▶ [TASK INSTRUCTIONS]: Reproduce every entry exactly.
# START OF EXTRACTED RECORDS
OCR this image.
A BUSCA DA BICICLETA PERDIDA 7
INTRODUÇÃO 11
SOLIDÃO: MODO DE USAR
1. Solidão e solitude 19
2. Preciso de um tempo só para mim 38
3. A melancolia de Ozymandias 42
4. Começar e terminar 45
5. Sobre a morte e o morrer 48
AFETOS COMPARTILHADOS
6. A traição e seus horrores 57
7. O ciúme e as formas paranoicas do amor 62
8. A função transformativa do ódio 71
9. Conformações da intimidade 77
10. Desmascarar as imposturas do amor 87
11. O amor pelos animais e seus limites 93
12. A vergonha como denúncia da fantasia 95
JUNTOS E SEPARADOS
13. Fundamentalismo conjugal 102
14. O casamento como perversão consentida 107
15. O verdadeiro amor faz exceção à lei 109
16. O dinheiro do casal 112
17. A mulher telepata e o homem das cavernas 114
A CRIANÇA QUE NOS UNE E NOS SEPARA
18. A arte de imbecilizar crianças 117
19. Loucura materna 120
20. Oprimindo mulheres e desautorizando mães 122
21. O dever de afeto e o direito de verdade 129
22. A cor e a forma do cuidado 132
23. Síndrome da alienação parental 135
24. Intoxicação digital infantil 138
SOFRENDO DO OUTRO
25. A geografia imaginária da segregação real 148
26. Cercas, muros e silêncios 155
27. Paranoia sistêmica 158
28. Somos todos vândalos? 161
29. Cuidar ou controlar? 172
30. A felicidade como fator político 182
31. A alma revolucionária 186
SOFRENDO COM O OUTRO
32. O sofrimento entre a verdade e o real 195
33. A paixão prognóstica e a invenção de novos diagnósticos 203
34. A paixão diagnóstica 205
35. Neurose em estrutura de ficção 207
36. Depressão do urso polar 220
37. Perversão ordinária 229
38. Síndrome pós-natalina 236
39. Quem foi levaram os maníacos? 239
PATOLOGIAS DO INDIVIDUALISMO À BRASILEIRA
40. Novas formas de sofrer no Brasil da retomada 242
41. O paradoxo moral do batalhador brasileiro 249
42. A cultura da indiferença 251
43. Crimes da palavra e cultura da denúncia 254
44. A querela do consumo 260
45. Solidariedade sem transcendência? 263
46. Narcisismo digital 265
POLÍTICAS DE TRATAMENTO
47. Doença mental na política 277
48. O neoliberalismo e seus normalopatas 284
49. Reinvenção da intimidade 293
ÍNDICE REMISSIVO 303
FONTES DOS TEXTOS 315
# END OF EXTRACTED RECORDS
▶ [RESULT]:
OCR this image.
A BUSCA DA BICICLETA PERDIDA 7
INTRODUÇÃO 11
SOLIDÃO: MODO DE USAR
1. Solidão e solitude 19
2. Preciso de um tempo só para mim 38
3. A melancolia de Ozymandias 42
4. Começar e terminar 45
5. Sobre a morte e o morrer 48
AFETOS COMPARTILHADOS
6. A traição e seus horrores 57
7. O ciúme e as formas paranoicas do amor 62
8. A função transformativa do ódio 71
9. Conformações da intimidade 77
10. Desmascarar as imposturas do amor 87
11. O amor pelos animais e seus limites 93
12. A vergonha como denúncia da fantasia 95
JUNTOS E SEPARADOS
13. Fundamentalismo conjugal 102
14. O casamento como perversão consentida 107
15. O verdadeiro amor faz exceção à lei 109
16. O dinheiro do casal 112
17. A mulher telepata e o homem das cavernas 114
A CRIANÇA QUE NOS UNE E NOS SEPARA
18. A arte de imbecilizar crianças 117
19. Loucura materna 120
20. Oprimindo mulheres e desautorizando mães 122
21. O dever de afeto e o direito de verdade 129
22. A cor e a forma do cuidado 132
23. Síndrome da alienação parental 135
24. Intoxicação digital infantil 138
SOFRENDO DO OUTRO
25. A geografia imaginária da segregação real 148
26. Cercas, muros e silêncios 155
27. Paranoia sistêmica 158
28. Somos todos vândalos? 161
29. Cuidar ou controlar? 172
30. A felicidade como fator político 182
31. A alma revolucionária 186
SOFRENDO COM O OUTRO
32. O sofrimento entre a verdade e o real 195
33. A paixão prognóstica e a invenção de novos diagnósticos 203
34. A paixão diagnóstica 205
35. Neurose em estrutura de ficção 207
36. Depressão do urso polar 220
37. Perversão ordinária 229
38. Síndrome pós-natalina 236
39. Quem foi levaram os maníacos? 239
PATOLOGIAS DO INDIVIDUALISMO À BRASILEIRA
40. Novas formas de sofrer no Brasil da retomada 242
41. O paradoxo moral do batalhador brasileiro 249
42. A cultura da indiferença 251
43. Crimes da palavra e cultura da denúncia 254
44. A querela do consumo 260
45. Solidariedade sem transcendência? 263
46. Narcisismo digital 265
POLÍTICAS DE TRATAMENTO
47. Doença mental na política 277
48. O neoliberalismo e seus normalopatas 284
49. Reinvenção da intimidade 293
ÍNDICE REMISSIVO 303
FONTES DOS TEXTOS 315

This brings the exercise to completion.